-- GIVEN REQUEST --
Look through the data below. Pick out the lines holding the string "text".

— START OF RECORDS FOR THE EXERCISE —

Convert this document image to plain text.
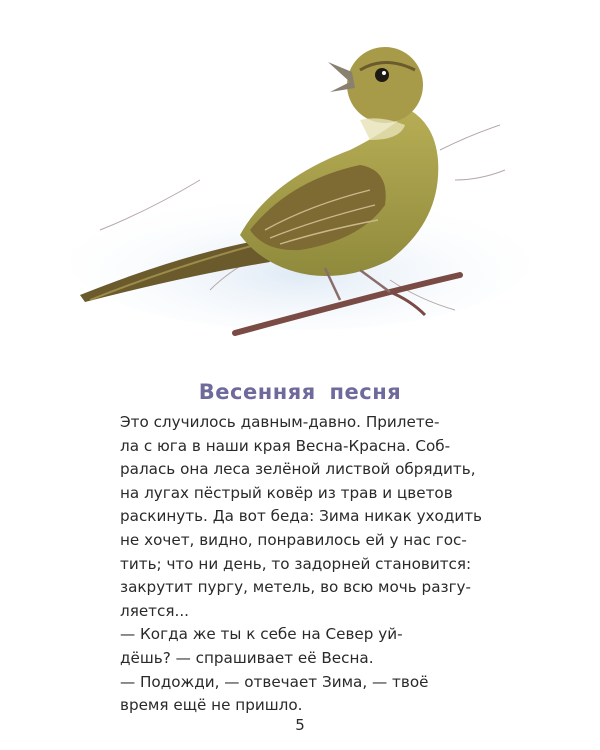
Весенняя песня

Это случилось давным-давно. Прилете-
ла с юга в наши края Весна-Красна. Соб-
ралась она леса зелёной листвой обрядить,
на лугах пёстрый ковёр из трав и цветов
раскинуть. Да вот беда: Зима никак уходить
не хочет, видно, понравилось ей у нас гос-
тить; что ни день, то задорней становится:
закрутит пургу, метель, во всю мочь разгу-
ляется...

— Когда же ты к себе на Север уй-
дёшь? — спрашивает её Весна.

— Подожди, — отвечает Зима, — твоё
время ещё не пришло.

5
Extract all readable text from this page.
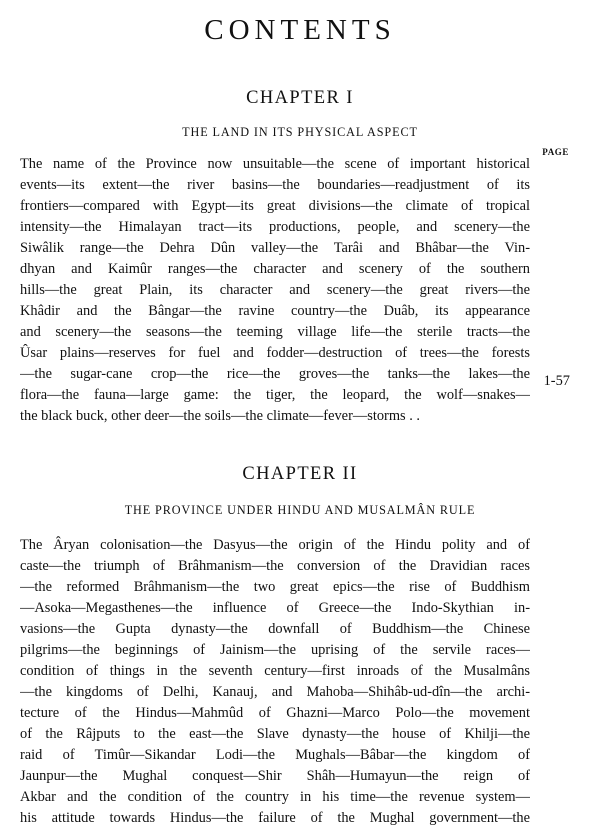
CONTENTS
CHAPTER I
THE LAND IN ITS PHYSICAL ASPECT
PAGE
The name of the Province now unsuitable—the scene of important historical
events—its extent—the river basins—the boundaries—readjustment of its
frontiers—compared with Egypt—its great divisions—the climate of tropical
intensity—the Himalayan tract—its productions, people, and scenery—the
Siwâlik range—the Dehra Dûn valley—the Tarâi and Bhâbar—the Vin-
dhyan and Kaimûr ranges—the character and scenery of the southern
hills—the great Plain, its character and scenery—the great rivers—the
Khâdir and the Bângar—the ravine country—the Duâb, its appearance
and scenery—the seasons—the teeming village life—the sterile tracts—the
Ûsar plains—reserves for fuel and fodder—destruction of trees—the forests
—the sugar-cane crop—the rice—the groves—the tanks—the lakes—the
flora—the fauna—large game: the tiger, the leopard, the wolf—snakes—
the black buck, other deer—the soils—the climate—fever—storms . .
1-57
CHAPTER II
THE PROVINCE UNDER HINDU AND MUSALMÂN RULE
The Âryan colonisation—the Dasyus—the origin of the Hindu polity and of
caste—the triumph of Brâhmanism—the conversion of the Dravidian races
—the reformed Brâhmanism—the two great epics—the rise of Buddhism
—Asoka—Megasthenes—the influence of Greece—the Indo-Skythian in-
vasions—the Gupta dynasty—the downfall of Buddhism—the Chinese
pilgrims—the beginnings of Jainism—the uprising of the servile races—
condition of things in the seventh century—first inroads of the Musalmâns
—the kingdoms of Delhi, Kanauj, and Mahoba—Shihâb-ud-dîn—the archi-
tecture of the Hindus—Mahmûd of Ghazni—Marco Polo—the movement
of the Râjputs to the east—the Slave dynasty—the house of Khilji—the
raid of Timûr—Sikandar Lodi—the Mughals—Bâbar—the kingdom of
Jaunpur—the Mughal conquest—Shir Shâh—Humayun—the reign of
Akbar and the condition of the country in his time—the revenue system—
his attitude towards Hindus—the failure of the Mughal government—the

— END OF RECORDS FOR THE EXERCISE —
— START OF RECORDS FOR THE EXERCISE —

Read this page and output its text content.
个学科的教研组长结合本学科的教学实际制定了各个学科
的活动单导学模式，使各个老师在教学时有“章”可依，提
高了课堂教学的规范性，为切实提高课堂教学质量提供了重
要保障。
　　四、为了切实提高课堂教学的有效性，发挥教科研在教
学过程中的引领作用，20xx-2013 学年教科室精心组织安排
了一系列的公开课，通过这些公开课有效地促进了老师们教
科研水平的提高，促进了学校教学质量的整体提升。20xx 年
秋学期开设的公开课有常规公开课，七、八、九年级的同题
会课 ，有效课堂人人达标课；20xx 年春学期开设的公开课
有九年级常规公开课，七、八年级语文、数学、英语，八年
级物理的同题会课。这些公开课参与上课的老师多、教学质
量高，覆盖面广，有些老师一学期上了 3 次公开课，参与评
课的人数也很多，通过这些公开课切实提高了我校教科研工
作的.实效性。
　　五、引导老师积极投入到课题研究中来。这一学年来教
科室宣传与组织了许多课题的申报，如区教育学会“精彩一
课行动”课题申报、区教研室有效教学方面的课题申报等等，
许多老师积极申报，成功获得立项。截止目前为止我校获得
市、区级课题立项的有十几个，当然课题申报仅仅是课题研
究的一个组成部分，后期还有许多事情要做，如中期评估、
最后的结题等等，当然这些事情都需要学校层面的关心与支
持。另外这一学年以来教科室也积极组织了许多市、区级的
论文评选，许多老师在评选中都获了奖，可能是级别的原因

— END OF RECORDS FOR THE EXERCISE —

-- SOLUTION --
Convert this document image to plain text.
Extract all readable text from this page.
Read this page and output its text content.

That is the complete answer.